* _REQUIRED TASK_
Copy, in full, each line of the material that holds the word "name".

* _SUPPLIED DATA_
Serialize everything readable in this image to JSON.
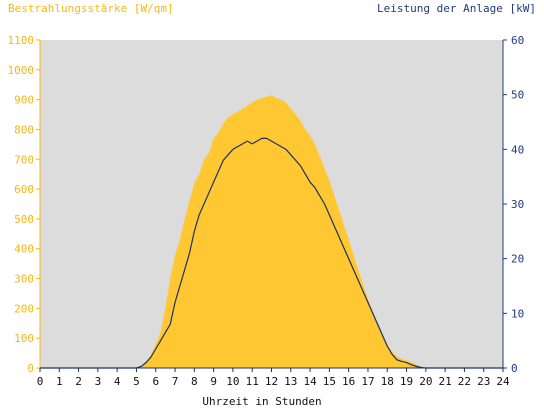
{
  "chart_data": {
    "type": "area",
    "left_axis_title": "Bestrahlungsstärke [W/qm]",
    "right_axis_title": "Leistung der Anlage [kW]",
    "xlabel": "Uhrzeit in Stunden",
    "x_ticks": [
      "0",
      "1",
      "2",
      "3",
      "4",
      "5",
      "6",
      "7",
      "8",
      "9",
      "10",
      "11",
      "12",
      "13",
      "14",
      "15",
      "16",
      "17",
      "18",
      "19",
      "20",
      "21",
      "22",
      "23",
      "24"
    ],
    "y_left_ticks": [
      "0",
      "100",
      "200",
      "300",
      "400",
      "500",
      "600",
      "700",
      "800",
      "900",
      "1000",
      "1100"
    ],
    "y_right_ticks": [
      "0",
      "10",
      "20",
      "30",
      "40",
      "50",
      "60"
    ],
    "xlim": [
      0,
      24
    ],
    "ylim_left": [
      0,
      1100
    ],
    "ylim_right": [
      0,
      60
    ],
    "colors": {
      "plot_background": "#dcdcdc",
      "irradiance_fill": "#ffc832",
      "power_line": "#1f2f5f",
      "left_axis": "#f5b914",
      "right_axis": "#1f3a80"
    },
    "series": [
      {
        "name": "Bestrahlungsstärke",
        "axis": "left",
        "kind": "area",
        "x": [
          0,
          5,
          5.25,
          5.5,
          5.75,
          6,
          6.25,
          6.5,
          6.75,
          7,
          7.25,
          7.5,
          7.75,
          8,
          8.25,
          8.5,
          8.75,
          9,
          9.25,
          9.5,
          9.75,
          10,
          10.25,
          10.5,
          10.75,
          11,
          11.25,
          11.5,
          11.75,
          12,
          12.25,
          12.5,
          12.75,
          13,
          13.25,
          13.5,
          13.75,
          14,
          14.25,
          14.5,
          14.75,
          15,
          15.25,
          15.5,
          15.75,
          16,
          16.25,
          16.5,
          16.75,
          17,
          17.25,
          17.5,
          17.75,
          18,
          18.25,
          18.5,
          18.75,
          19,
          19.25,
          19.5,
          19.75,
          20,
          24
        ],
        "values": [
          0,
          0,
          5,
          20,
          45,
          80,
          120,
          200,
          300,
          380,
          430,
          500,
          560,
          620,
          650,
          700,
          720,
          770,
          790,
          820,
          840,
          850,
          860,
          870,
          880,
          890,
          900,
          905,
          910,
          915,
          905,
          900,
          890,
          870,
          850,
          830,
          800,
          780,
          750,
          710,
          670,
          630,
          580,
          530,
          480,
          430,
          380,
          330,
          280,
          230,
          190,
          150,
          110,
          80,
          55,
          40,
          30,
          25,
          20,
          12,
          5,
          0,
          0
        ]
      },
      {
        "name": "Leistung der Anlage",
        "axis": "right",
        "kind": "line",
        "x": [
          0,
          5,
          5.25,
          5.5,
          5.75,
          6,
          6.25,
          6.5,
          6.75,
          7,
          7.25,
          7.5,
          7.75,
          8,
          8.25,
          8.5,
          8.75,
          9,
          9.25,
          9.5,
          9.75,
          10,
          10.25,
          10.5,
          10.75,
          11,
          11.25,
          11.5,
          11.75,
          12,
          12.25,
          12.5,
          12.75,
          13,
          13.25,
          13.5,
          13.75,
          14,
          14.25,
          14.5,
          14.75,
          15,
          15.25,
          15.5,
          15.75,
          16,
          16.25,
          16.5,
          16.75,
          17,
          17.25,
          17.5,
          17.75,
          18,
          18.25,
          18.5,
          18.75,
          19,
          19.25,
          19.5,
          19.75,
          20,
          24
        ],
        "values": [
          0,
          0,
          0.3,
          1,
          2,
          3.5,
          5,
          6.5,
          8,
          12,
          15,
          18,
          21,
          25,
          28,
          30,
          32,
          34,
          36,
          38,
          39,
          40,
          40.5,
          41,
          41.5,
          41,
          41.5,
          42,
          42,
          41.5,
          41,
          40.5,
          40,
          39,
          38,
          37,
          35.5,
          34,
          33,
          31.5,
          30,
          28,
          26,
          24,
          22,
          20,
          18,
          16,
          14,
          12,
          10,
          8,
          6,
          4,
          2.5,
          1.5,
          1.2,
          1,
          0.6,
          0.3,
          0.1,
          0,
          0
        ]
      }
    ]
  }
}
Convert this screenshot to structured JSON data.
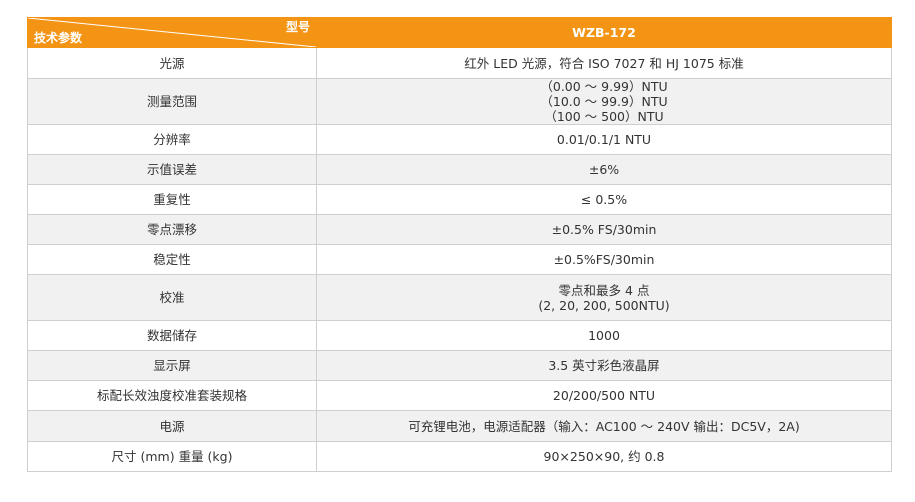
{
  "table": {
    "header": {
      "corner_top": "型号",
      "corner_bottom": "技术参数",
      "model": "WZB-172"
    },
    "rows": [
      {
        "param": "光源",
        "value": [
          "红外 LED 光源，符合 ISO 7027 和 HJ 1075 标准"
        ]
      },
      {
        "param": "测量范围",
        "value": [
          "（0.00 ～ 9.99）NTU",
          "（10.0 ～ 99.9）NTU",
          "（100 ～ 500）NTU"
        ]
      },
      {
        "param": "分辨率",
        "value": [
          "0.01/0.1/1 NTU"
        ]
      },
      {
        "param": "示值误差",
        "value": [
          "±6%"
        ]
      },
      {
        "param": "重复性",
        "value": [
          "≤ 0.5%"
        ]
      },
      {
        "param": "零点漂移",
        "value": [
          "±0.5% FS/30min"
        ]
      },
      {
        "param": "稳定性",
        "value": [
          "±0.5%FS/30min"
        ]
      },
      {
        "param": "校准",
        "value": [
          "零点和最多 4 点",
          "(2, 20, 200, 500NTU)"
        ]
      },
      {
        "param": "数据储存",
        "value": [
          "1000"
        ]
      },
      {
        "param": "显示屏",
        "value": [
          "3.5 英寸彩色液晶屏"
        ]
      },
      {
        "param": "标配长效浊度校准套装规格",
        "value": [
          "20/200/500 NTU"
        ]
      },
      {
        "param": "电源",
        "value": [
          "可充锂电池，电源适配器（输入：AC100 ～ 240V 输出：DC5V，2A)"
        ]
      },
      {
        "param": "尺寸 (mm) 重量 (kg)",
        "value": [
          "90×250×90, 约 0.8"
        ]
      }
    ]
  },
  "colors": {
    "header_bg": "#f39414",
    "alt_row_bg": "#f1f1f1",
    "border": "#cfcfcf"
  }
}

* _WRITTEN RESPONSE_
        "name": "Bestrahlungsstärke",
        "name": "Leistung der Anlage",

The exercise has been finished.